◆ The task ◆
Select from the data all lines with the word "type".

◆ Source records ◆

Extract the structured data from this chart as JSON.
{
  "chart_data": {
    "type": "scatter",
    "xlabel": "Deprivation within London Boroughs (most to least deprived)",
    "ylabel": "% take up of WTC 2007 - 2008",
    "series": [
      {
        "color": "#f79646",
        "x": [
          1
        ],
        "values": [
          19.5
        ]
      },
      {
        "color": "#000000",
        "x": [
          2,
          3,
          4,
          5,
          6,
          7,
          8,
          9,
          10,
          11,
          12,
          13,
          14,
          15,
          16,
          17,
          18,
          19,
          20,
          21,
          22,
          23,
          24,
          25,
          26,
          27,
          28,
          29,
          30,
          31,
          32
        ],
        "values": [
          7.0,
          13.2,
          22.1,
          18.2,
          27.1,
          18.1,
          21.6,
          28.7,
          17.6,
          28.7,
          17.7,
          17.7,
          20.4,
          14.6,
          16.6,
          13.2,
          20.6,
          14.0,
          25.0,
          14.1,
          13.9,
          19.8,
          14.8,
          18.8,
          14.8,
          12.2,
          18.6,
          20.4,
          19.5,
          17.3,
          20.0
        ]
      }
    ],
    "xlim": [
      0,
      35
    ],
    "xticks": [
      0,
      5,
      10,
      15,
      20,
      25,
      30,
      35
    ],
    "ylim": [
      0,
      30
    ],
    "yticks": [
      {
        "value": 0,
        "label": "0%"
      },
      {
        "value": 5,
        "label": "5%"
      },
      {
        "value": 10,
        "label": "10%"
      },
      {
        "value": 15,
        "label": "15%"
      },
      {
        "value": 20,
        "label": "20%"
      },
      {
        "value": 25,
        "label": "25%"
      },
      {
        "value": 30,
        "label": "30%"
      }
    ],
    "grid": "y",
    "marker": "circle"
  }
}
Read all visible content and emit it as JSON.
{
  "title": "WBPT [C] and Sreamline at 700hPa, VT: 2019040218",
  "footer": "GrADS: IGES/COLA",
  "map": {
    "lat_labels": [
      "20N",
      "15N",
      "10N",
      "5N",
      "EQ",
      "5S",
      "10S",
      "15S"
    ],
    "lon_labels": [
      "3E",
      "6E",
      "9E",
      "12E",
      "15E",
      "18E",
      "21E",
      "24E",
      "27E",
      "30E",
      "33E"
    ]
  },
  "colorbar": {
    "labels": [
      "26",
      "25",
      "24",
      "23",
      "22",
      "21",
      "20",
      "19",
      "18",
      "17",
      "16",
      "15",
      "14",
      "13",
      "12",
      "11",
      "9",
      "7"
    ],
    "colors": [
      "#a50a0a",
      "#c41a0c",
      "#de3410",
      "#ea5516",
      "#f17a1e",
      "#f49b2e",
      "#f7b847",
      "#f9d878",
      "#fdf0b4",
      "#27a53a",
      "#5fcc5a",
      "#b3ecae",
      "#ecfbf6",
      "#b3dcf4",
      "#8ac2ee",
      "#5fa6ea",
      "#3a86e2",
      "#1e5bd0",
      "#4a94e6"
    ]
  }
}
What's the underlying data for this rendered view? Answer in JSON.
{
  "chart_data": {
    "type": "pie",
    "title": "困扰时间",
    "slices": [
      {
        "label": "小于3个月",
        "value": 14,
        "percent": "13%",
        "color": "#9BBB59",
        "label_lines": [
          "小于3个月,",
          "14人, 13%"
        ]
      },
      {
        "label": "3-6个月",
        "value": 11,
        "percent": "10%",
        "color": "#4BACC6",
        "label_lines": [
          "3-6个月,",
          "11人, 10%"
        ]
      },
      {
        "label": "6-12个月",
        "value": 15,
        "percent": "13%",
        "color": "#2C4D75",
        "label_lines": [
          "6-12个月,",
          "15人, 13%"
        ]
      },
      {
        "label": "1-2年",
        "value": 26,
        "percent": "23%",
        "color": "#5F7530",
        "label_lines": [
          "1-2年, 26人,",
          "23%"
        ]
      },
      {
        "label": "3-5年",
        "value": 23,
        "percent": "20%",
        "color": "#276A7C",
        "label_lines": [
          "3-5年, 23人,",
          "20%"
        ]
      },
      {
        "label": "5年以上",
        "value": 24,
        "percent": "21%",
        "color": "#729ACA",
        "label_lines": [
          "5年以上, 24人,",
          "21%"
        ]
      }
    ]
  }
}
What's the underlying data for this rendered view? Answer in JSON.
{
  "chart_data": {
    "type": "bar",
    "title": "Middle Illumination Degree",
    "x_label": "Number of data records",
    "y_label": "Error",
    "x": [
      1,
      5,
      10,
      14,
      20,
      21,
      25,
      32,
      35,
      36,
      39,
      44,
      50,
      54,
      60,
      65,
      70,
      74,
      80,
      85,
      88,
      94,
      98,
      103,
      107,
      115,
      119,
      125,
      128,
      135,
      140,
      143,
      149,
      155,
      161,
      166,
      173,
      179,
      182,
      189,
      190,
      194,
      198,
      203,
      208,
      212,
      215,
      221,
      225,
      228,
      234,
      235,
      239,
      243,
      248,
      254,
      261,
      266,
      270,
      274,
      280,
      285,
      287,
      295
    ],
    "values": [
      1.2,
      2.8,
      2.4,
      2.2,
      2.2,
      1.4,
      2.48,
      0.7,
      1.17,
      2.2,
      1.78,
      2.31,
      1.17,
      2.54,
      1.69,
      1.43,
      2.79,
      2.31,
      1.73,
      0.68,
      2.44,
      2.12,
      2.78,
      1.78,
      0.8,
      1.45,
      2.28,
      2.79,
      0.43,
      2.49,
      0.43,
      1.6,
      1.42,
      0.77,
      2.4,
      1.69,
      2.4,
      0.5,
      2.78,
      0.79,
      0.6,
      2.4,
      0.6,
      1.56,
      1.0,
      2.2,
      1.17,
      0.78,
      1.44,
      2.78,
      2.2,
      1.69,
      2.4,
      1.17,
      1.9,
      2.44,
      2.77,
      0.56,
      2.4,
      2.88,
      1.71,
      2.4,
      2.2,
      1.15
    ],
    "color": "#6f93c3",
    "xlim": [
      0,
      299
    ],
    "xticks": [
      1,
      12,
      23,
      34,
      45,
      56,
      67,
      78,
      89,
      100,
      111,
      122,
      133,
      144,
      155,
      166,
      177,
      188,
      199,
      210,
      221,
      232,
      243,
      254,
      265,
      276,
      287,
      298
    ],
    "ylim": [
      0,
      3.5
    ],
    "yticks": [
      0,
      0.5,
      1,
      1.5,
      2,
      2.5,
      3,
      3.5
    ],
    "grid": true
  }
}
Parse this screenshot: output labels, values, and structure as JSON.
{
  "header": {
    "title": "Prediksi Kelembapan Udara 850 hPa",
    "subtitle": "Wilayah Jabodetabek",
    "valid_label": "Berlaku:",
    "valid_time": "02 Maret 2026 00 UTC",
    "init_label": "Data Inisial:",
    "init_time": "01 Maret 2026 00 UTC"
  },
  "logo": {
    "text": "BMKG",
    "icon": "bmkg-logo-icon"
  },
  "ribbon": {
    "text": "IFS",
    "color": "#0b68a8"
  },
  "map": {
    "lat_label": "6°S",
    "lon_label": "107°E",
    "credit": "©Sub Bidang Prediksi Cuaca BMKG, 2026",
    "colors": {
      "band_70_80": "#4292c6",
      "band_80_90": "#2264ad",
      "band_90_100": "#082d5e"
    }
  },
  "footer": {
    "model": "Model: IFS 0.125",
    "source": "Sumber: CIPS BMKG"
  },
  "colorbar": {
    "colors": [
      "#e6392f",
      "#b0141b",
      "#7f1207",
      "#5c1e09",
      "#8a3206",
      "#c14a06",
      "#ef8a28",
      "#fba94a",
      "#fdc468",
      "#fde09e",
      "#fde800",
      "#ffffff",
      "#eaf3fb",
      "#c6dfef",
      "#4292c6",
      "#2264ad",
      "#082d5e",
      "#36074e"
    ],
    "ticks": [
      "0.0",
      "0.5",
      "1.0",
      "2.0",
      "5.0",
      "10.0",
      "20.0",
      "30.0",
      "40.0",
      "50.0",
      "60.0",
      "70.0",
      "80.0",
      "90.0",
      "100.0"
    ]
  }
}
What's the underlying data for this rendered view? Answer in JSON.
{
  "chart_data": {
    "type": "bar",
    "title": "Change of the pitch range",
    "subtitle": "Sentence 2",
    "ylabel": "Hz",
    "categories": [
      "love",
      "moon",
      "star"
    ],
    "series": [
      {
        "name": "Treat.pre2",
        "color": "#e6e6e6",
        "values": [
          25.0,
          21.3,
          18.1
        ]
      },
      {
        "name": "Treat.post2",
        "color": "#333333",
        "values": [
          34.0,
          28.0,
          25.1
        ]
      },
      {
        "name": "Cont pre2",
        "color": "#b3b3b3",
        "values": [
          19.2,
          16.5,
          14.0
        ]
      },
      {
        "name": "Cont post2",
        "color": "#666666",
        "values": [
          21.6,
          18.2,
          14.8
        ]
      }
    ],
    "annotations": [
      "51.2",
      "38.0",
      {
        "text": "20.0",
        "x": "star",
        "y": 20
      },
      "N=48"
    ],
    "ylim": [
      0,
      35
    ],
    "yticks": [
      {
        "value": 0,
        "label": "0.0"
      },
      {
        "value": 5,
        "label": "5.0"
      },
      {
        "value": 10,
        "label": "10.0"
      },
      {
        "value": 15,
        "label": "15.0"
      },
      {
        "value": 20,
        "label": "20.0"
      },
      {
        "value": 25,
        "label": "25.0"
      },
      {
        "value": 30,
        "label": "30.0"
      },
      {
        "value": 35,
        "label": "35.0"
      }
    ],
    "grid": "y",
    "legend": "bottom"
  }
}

◆ Exercise solution ◆
    "type": "scatter",
    "type": "pie",
    "type": "bar",
    "type": "bar",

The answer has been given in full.